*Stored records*
"""
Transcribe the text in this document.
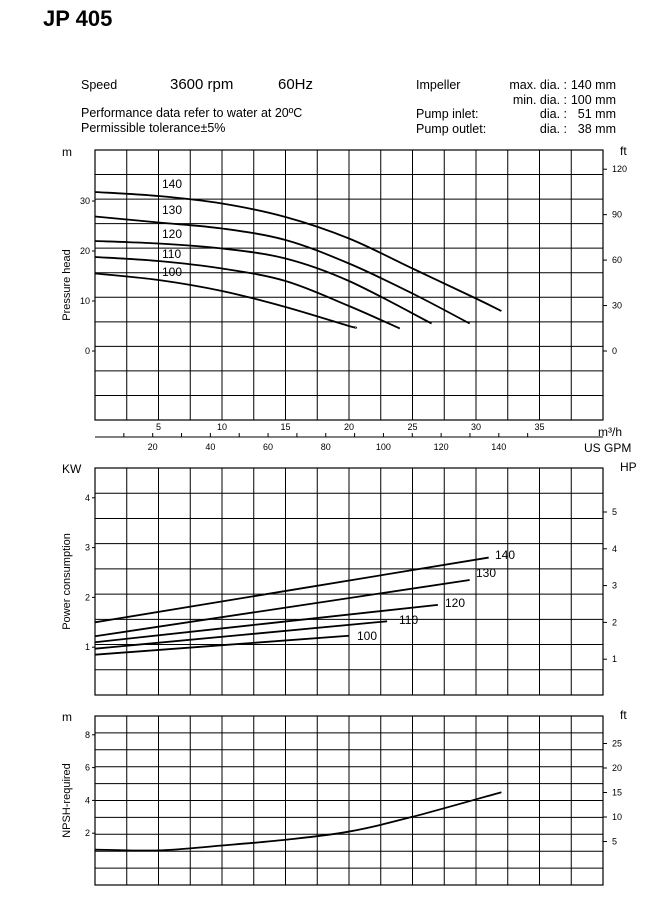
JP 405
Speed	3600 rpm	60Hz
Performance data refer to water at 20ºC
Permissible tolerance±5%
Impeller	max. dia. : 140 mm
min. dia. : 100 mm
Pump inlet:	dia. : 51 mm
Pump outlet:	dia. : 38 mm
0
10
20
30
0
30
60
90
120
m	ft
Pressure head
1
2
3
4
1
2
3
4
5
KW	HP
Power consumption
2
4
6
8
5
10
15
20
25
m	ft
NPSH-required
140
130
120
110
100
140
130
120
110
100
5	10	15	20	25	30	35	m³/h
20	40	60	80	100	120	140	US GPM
"""
"""
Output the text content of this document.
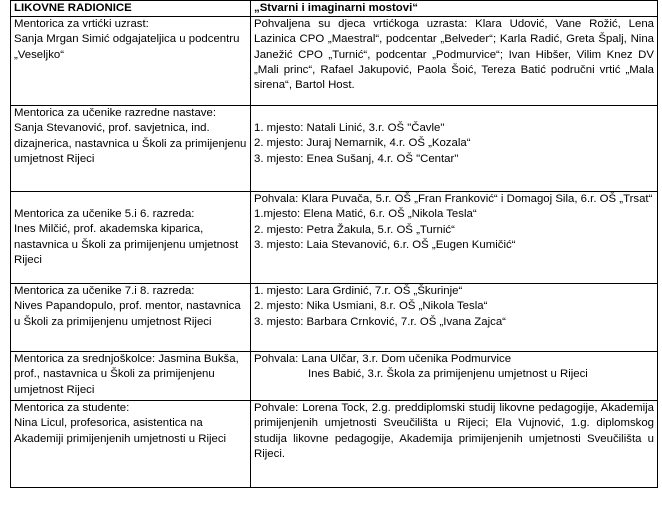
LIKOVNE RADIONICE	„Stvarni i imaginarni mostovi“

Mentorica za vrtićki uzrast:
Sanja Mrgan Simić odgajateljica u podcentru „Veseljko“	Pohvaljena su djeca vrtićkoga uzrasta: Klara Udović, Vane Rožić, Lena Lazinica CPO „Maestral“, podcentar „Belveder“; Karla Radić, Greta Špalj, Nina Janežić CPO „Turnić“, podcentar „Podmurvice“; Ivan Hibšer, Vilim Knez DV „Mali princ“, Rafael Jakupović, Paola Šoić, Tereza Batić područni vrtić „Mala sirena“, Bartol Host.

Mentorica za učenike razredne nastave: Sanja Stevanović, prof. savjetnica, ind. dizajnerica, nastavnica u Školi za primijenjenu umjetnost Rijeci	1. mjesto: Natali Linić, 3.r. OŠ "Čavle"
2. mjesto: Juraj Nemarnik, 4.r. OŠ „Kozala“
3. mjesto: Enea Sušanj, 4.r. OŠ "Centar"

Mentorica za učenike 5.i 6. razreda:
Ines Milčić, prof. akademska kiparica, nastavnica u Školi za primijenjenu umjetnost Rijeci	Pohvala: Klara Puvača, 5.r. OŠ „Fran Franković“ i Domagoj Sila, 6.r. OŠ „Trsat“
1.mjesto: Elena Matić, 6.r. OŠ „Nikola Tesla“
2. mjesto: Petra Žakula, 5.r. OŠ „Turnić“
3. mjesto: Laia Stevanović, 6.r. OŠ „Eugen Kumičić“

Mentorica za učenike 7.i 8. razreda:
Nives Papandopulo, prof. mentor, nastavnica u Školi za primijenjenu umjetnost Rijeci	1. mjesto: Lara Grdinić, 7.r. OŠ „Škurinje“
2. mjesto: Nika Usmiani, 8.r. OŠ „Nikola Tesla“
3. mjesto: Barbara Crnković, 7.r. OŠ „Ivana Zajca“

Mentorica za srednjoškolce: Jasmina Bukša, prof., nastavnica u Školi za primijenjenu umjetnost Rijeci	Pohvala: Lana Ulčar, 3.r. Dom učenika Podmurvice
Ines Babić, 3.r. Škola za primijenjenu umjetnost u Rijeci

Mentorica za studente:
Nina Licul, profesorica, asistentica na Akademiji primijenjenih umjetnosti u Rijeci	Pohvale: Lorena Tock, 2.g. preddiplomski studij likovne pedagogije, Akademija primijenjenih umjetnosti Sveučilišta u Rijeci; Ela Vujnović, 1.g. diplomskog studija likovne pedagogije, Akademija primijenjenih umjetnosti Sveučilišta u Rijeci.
"""
"""
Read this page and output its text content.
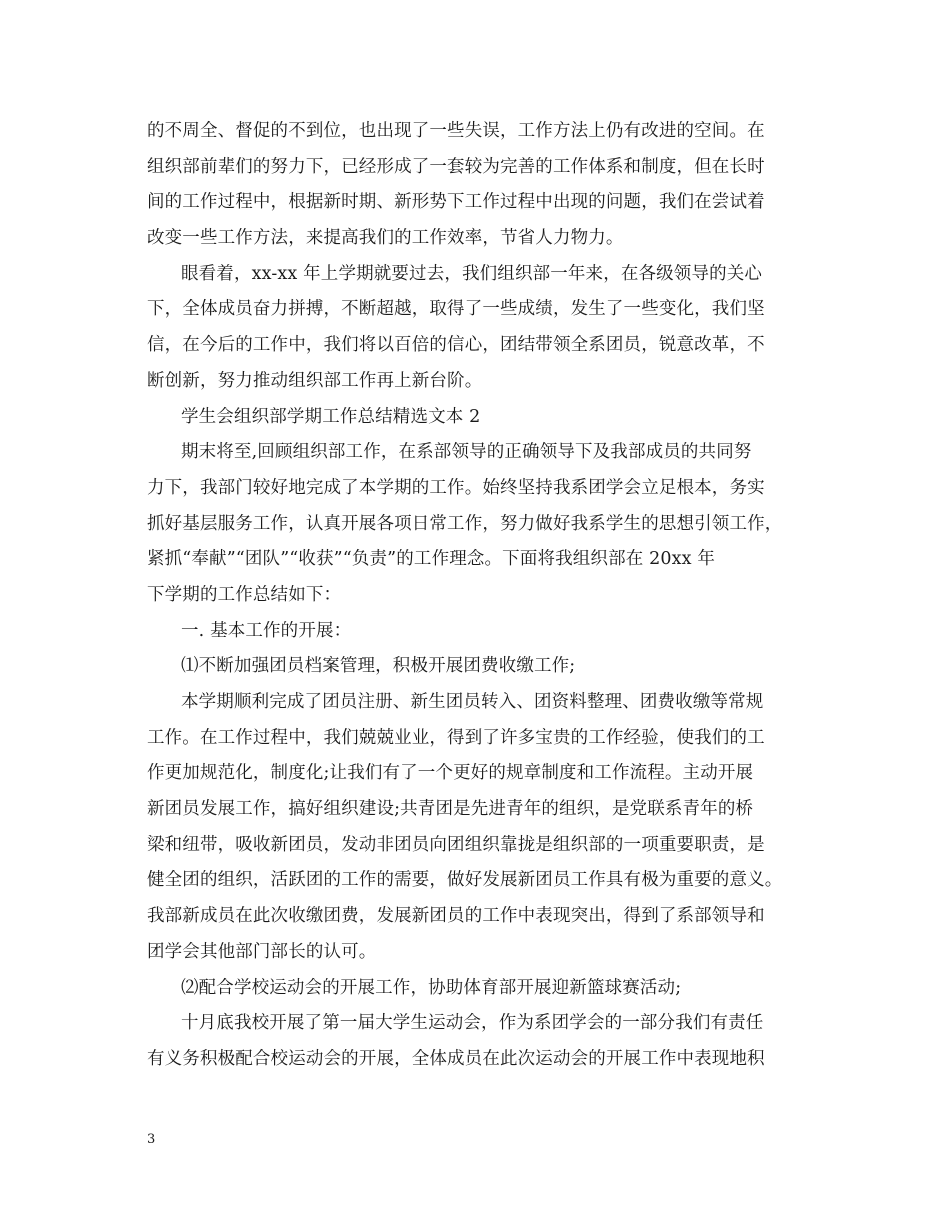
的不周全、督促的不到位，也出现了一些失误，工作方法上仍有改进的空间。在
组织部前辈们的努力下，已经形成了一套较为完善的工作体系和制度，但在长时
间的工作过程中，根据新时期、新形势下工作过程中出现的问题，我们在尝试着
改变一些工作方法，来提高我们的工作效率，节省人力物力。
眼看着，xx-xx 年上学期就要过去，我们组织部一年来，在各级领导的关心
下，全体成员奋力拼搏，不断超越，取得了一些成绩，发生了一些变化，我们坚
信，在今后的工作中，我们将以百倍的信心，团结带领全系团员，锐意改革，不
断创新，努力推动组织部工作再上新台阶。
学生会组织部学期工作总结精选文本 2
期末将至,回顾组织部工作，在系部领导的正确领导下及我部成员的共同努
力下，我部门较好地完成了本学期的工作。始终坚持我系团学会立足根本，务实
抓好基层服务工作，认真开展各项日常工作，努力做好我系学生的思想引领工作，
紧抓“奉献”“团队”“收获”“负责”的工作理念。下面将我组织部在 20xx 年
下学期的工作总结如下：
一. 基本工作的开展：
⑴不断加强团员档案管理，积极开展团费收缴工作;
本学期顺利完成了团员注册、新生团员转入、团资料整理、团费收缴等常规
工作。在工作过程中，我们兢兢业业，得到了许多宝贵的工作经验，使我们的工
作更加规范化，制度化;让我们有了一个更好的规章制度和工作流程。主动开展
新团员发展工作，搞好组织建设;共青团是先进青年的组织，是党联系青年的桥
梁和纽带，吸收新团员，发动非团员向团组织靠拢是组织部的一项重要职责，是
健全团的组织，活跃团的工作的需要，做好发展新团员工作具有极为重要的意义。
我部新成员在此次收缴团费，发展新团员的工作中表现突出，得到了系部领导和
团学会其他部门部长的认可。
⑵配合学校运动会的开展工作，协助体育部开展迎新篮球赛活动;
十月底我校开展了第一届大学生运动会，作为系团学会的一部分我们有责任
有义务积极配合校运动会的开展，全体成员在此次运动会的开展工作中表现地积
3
"""
*EXERCISE TASK*
Set out every line from the material that contains the string "Školi".

*REPLY TO THE EXERCISE*
Mentorica za učenike razredne nastave: Sanja Stevanović, prof. savjetnica, ind. dizajnerica, nastavnica u Školi za primijenjenu umjetnost Rijeci	1. mjesto: Natali Linić, 3.r. OŠ "Čavle"
Ines Milčić, prof. akademska kiparica, nastavnica u Školi za primijenjenu umjetnost Rijeci	Pohvala: Klara Puvača, 5.r. OŠ „Fran Franković“ i Domagoj Sila, 6.r. OŠ „Trsat“
Nives Papandopulo, prof. mentor, nastavnica u Školi za primijenjenu umjetnost Rijeci	1. mjesto: Lara Grdinić, 7.r. OŠ „Škurinje“
Mentorica za srednjoškolce: Jasmina Bukša, prof., nastavnica u Školi za primijenjenu umjetnost Rijeci	Pohvala: Lana Ulčar, 3.r. Dom učenika Podmurvice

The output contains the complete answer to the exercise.